EXERCISE OBJECTIVE -
Return every record exactly as written.

THE RECORDS -
^^^^^^^^^^^^^^^^

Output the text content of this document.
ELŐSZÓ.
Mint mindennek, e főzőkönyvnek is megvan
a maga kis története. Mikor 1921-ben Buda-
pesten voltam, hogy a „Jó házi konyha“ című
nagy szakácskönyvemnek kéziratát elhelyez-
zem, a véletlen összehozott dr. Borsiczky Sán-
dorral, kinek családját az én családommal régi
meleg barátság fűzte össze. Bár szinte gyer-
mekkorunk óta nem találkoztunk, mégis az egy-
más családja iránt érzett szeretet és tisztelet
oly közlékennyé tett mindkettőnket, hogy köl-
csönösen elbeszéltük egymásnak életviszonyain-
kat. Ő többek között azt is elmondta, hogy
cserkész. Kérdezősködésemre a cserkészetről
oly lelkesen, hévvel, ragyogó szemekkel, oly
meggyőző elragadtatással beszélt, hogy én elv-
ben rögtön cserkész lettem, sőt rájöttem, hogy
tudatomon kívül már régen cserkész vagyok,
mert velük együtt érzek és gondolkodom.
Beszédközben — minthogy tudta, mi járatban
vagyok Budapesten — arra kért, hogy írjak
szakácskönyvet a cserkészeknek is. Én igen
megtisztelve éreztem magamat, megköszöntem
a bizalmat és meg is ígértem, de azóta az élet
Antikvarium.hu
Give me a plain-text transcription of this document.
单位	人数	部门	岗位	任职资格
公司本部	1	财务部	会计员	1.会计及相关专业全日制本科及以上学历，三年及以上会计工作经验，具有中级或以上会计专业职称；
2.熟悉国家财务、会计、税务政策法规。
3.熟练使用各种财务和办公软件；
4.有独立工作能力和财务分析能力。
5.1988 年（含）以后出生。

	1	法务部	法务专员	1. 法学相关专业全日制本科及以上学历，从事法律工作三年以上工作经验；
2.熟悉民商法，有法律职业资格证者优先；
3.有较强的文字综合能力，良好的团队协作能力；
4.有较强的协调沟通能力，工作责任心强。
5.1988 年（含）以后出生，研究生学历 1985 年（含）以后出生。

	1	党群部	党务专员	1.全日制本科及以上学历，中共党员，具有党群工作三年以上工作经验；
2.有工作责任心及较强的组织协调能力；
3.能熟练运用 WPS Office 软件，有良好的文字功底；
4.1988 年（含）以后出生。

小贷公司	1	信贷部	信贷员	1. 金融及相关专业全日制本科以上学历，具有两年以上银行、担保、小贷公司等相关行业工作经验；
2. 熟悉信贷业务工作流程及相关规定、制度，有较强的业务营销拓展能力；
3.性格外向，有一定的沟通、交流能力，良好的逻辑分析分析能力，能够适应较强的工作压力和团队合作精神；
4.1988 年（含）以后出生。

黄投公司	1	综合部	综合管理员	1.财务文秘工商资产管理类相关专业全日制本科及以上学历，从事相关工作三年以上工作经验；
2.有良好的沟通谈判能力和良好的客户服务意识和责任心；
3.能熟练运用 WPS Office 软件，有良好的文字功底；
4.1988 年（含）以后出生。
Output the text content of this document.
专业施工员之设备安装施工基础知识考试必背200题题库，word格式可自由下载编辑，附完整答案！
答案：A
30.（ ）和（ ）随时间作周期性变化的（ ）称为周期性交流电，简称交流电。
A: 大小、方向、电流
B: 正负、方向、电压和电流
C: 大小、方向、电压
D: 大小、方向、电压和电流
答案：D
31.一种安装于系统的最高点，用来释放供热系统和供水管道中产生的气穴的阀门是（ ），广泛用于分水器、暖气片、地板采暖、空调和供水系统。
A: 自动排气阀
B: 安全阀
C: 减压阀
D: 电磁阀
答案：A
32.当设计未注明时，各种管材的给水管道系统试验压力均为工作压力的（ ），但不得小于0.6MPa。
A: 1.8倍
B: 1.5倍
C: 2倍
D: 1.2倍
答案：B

^^^^^^^^^^^^^^^^

CORRECT RESPONSE -
Output the text content of this document.
ELŐSZÓ.
Mint mindennek, e főzőkönyvnek is megvan
a maga kis története. Mikor 1921-ben Buda-
pesten voltam, hogy a „Jó házi konyha“ című
nagy szakácskönyvemnek kéziratát elhelyez-
zem, a véletlen összehozott dr. Borsiczky Sán-
dorral, kinek családját az én családommal régi
meleg barátság fűzte össze. Bár szinte gyer-
mekkorunk óta nem találkoztunk, mégis az egy-
más családja iránt érzett szeretet és tisztelet
oly közlékennyé tett mindkettőnket, hogy köl-
csönösen elbeszéltük egymásnak életviszonyain-
kat. Ő többek között azt is elmondta, hogy
cserkész. Kérdezősködésemre a cserkészetről
oly lelkesen, hévvel, ragyogó szemekkel, oly
meggyőző elragadtatással beszélt, hogy én elv-
ben rögtön cserkész lettem, sőt rájöttem, hogy
tudatomon kívül már régen cserkész vagyok,
mert velük együtt érzek és gondolkodom.
Beszédközben — minthogy tudta, mi járatban
vagyok Budapesten — arra kért, hogy írjak
szakácskönyvet a cserkészeknek is. Én igen
megtisztelve éreztem magamat, megköszöntem
a bizalmat és meg is ígértem, de azóta az élet
Antikvarium.hu
Give me a plain-text transcription of this document.
单位	人数	部门	岗位	任职资格
公司本部	1	财务部	会计员	1.会计及相关专业全日制本科及以上学历，三年及以上会计工作经验，具有中级或以上会计专业职称；
2.熟悉国家财务、会计、税务政策法规。
3.熟练使用各种财务和办公软件；
4.有独立工作能力和财务分析能力。
5.1988 年（含）以后出生。

	1	法务部	法务专员	1. 法学相关专业全日制本科及以上学历，从事法律工作三年以上工作经验；
2.熟悉民商法，有法律职业资格证者优先；
3.有较强的文字综合能力，良好的团队协作能力；
4.有较强的协调沟通能力，工作责任心强。
5.1988 年（含）以后出生，研究生学历 1985 年（含）以后出生。

	1	党群部	党务专员	1.全日制本科及以上学历，中共党员，具有党群工作三年以上工作经验；
2.有工作责任心及较强的组织协调能力；
3.能熟练运用 WPS Office 软件，有良好的文字功底；
4.1988 年（含）以后出生。

小贷公司	1	信贷部	信贷员	1. 金融及相关专业全日制本科以上学历，具有两年以上银行、担保、小贷公司等相关行业工作经验；
2. 熟悉信贷业务工作流程及相关规定、制度，有较强的业务营销拓展能力；
3.性格外向，有一定的沟通、交流能力，良好的逻辑分析分析能力，能够适应较强的工作压力和团队合作精神；
4.1988 年（含）以后出生。

黄投公司	1	综合部	综合管理员	1.财务文秘工商资产管理类相关专业全日制本科及以上学历，从事相关工作三年以上工作经验；
2.有良好的沟通谈判能力和良好的客户服务意识和责任心；
3.能熟练运用 WPS Office 软件，有良好的文字功底；
4.1988 年（含）以后出生。
Output the text content of this document.
专业施工员之设备安装施工基础知识考试必背200题题库，word格式可自由下载编辑，附完整答案！
答案：A
30.（ ）和（ ）随时间作周期性变化的（ ）称为周期性交流电，简称交流电。
A: 大小、方向、电流
B: 正负、方向、电压和电流
C: 大小、方向、电压
D: 大小、方向、电压和电流
答案：D
31.一种安装于系统的最高点，用来释放供热系统和供水管道中产生的气穴的阀门是（ ），广泛用于分水器、暖气片、地板采暖、空调和供水系统。
A: 自动排气阀
B: 安全阀
C: 减压阀
D: 电磁阀
答案：A
32.当设计未注明时，各种管材的给水管道系统试验压力均为工作压力的（ ），但不得小于0.6MPa。
A: 1.8倍
B: 1.5倍
C: 2倍
D: 1.2倍
答案：B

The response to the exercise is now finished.